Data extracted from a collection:

────────

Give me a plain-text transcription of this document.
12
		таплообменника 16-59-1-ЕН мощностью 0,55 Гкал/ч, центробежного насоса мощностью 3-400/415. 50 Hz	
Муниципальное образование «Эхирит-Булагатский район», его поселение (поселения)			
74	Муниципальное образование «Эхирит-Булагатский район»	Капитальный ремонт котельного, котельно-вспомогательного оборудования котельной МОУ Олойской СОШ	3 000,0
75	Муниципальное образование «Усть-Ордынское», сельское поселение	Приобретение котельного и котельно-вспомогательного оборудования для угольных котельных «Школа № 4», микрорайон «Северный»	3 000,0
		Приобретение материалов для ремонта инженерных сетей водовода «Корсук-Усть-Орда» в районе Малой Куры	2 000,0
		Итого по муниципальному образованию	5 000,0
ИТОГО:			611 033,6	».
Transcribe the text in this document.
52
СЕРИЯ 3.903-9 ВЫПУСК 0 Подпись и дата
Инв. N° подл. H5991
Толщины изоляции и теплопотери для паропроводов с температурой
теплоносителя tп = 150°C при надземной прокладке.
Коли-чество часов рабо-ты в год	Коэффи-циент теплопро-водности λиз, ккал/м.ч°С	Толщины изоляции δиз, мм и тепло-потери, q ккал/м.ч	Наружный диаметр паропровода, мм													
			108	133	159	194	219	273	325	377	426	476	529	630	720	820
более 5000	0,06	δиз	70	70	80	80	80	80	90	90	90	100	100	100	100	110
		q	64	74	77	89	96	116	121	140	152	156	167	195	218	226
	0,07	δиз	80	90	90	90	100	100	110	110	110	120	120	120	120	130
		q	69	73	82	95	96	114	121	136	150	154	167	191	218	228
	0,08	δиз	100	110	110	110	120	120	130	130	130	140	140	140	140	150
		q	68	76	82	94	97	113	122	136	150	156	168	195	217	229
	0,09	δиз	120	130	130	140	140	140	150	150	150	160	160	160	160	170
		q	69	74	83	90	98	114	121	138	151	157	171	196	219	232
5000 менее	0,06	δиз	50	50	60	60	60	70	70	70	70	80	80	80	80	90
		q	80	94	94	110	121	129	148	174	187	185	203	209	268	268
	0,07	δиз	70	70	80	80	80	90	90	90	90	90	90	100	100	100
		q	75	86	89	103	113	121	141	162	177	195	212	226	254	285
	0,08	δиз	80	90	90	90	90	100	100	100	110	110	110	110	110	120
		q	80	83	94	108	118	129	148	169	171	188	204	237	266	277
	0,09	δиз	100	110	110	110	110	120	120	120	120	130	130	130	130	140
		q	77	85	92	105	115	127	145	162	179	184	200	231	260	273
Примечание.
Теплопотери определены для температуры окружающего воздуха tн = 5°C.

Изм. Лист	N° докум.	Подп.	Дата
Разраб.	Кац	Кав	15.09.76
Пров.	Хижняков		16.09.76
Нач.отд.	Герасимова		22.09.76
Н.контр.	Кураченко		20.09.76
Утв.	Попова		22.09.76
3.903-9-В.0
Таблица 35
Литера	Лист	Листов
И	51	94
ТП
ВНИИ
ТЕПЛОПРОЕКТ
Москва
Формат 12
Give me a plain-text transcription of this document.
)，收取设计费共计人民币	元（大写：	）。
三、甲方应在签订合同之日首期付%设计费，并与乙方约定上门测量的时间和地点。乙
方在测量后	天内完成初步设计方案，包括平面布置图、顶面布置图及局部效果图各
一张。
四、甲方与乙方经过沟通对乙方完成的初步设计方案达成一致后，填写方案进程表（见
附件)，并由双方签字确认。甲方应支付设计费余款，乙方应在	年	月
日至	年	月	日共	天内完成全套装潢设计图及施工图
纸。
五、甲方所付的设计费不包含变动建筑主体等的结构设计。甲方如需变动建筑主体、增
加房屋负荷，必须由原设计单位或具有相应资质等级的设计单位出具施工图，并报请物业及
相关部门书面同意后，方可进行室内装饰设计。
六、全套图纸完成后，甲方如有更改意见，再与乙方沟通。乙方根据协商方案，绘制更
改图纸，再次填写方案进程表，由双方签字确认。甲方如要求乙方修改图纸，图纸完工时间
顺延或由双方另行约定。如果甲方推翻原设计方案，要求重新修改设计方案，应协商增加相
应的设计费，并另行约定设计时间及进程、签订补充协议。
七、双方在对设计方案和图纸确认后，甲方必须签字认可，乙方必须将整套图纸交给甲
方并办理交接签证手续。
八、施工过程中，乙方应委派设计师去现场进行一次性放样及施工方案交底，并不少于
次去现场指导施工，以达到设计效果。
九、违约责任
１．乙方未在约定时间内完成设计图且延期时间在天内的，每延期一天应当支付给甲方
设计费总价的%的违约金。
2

────────

Your task is to reproduce the whole listing exactly.

Task answer:
Give me a plain-text transcription of this document.
12
		таплообменника 16-59-1-ЕН мощностью 0,55 Гкал/ч, центробежного насоса мощностью 3-400/415. 50 Hz	
Муниципальное образование «Эхирит-Булагатский район», его поселение (поселения)			
74	Муниципальное образование «Эхирит-Булагатский район»	Капитальный ремонт котельного, котельно-вспомогательного оборудования котельной МОУ Олойской СОШ	3 000,0
75	Муниципальное образование «Усть-Ордынское», сельское поселение	Приобретение котельного и котельно-вспомогательного оборудования для угольных котельных «Школа № 4», микрорайон «Северный»	3 000,0
		Приобретение материалов для ремонта инженерных сетей водовода «Корсук-Усть-Орда» в районе Малой Куры	2 000,0
		Итого по муниципальному образованию	5 000,0
ИТОГО:			611 033,6	».
Transcribe the text in this document.
52
СЕРИЯ 3.903-9 ВЫПУСК 0 Подпись и дата
Инв. N° подл. H5991
Толщины изоляции и теплопотери для паропроводов с температурой
теплоносителя tп = 150°C при надземной прокладке.
Коли-чество часов рабо-ты в год	Коэффи-циент теплопро-водности λиз, ккал/м.ч°С	Толщины изоляции δиз, мм и тепло-потери, q ккал/м.ч	Наружный диаметр паропровода, мм													
			108	133	159	194	219	273	325	377	426	476	529	630	720	820
более 5000	0,06	δиз	70	70	80	80	80	80	90	90	90	100	100	100	100	110
		q	64	74	77	89	96	116	121	140	152	156	167	195	218	226
	0,07	δиз	80	90	90	90	100	100	110	110	110	120	120	120	120	130
		q	69	73	82	95	96	114	121	136	150	154	167	191	218	228
	0,08	δиз	100	110	110	110	120	120	130	130	130	140	140	140	140	150
		q	68	76	82	94	97	113	122	136	150	156	168	195	217	229
	0,09	δиз	120	130	130	140	140	140	150	150	150	160	160	160	160	170
		q	69	74	83	90	98	114	121	138	151	157	171	196	219	232
5000 менее	0,06	δиз	50	50	60	60	60	70	70	70	70	80	80	80	80	90
		q	80	94	94	110	121	129	148	174	187	185	203	209	268	268
	0,07	δиз	70	70	80	80	80	90	90	90	90	90	90	100	100	100
		q	75	86	89	103	113	121	141	162	177	195	212	226	254	285
	0,08	δиз	80	90	90	90	90	100	100	100	110	110	110	110	110	120
		q	80	83	94	108	118	129	148	169	171	188	204	237	266	277
	0,09	δиз	100	110	110	110	110	120	120	120	120	130	130	130	130	140
		q	77	85	92	105	115	127	145	162	179	184	200	231	260	273
Примечание.
Теплопотери определены для температуры окружающего воздуха tн = 5°C.

Изм. Лист	N° докум.	Подп.	Дата
Разраб.	Кац	Кав	15.09.76
Пров.	Хижняков		16.09.76
Нач.отд.	Герасимова		22.09.76
Н.контр.	Кураченко		20.09.76
Утв.	Попова		22.09.76
3.903-9-В.0
Таблица 35
Литера	Лист	Листов
И	51	94
ТП
ВНИИ
ТЕПЛОПРОЕКТ
Москва
Формат 12
Give me a plain-text transcription of this document.
)，收取设计费共计人民币	元（大写：	）。
三、甲方应在签订合同之日首期付%设计费，并与乙方约定上门测量的时间和地点。乙
方在测量后	天内完成初步设计方案，包括平面布置图、顶面布置图及局部效果图各
一张。
四、甲方与乙方经过沟通对乙方完成的初步设计方案达成一致后，填写方案进程表（见
附件)，并由双方签字确认。甲方应支付设计费余款，乙方应在	年	月
日至	年	月	日共	天内完成全套装潢设计图及施工图
纸。
五、甲方所付的设计费不包含变动建筑主体等的结构设计。甲方如需变动建筑主体、增
加房屋负荷，必须由原设计单位或具有相应资质等级的设计单位出具施工图，并报请物业及
相关部门书面同意后，方可进行室内装饰设计。
六、全套图纸完成后，甲方如有更改意见，再与乙方沟通。乙方根据协商方案，绘制更
改图纸，再次填写方案进程表，由双方签字确认。甲方如要求乙方修改图纸，图纸完工时间
顺延或由双方另行约定。如果甲方推翻原设计方案，要求重新修改设计方案，应协商增加相
应的设计费，并另行约定设计时间及进程、签订补充协议。
七、双方在对设计方案和图纸确认后，甲方必须签字认可，乙方必须将整套图纸交给甲
方并办理交接签证手续。
八、施工过程中，乙方应委派设计师去现场进行一次性放样及施工方案交底，并不少于
次去现场指导施工，以达到设计效果。
九、违约责任
１．乙方未在约定时间内完成设计图且延期时间在天内的，每延期一天应当支付给甲方
设计费总价的%的违约金。
2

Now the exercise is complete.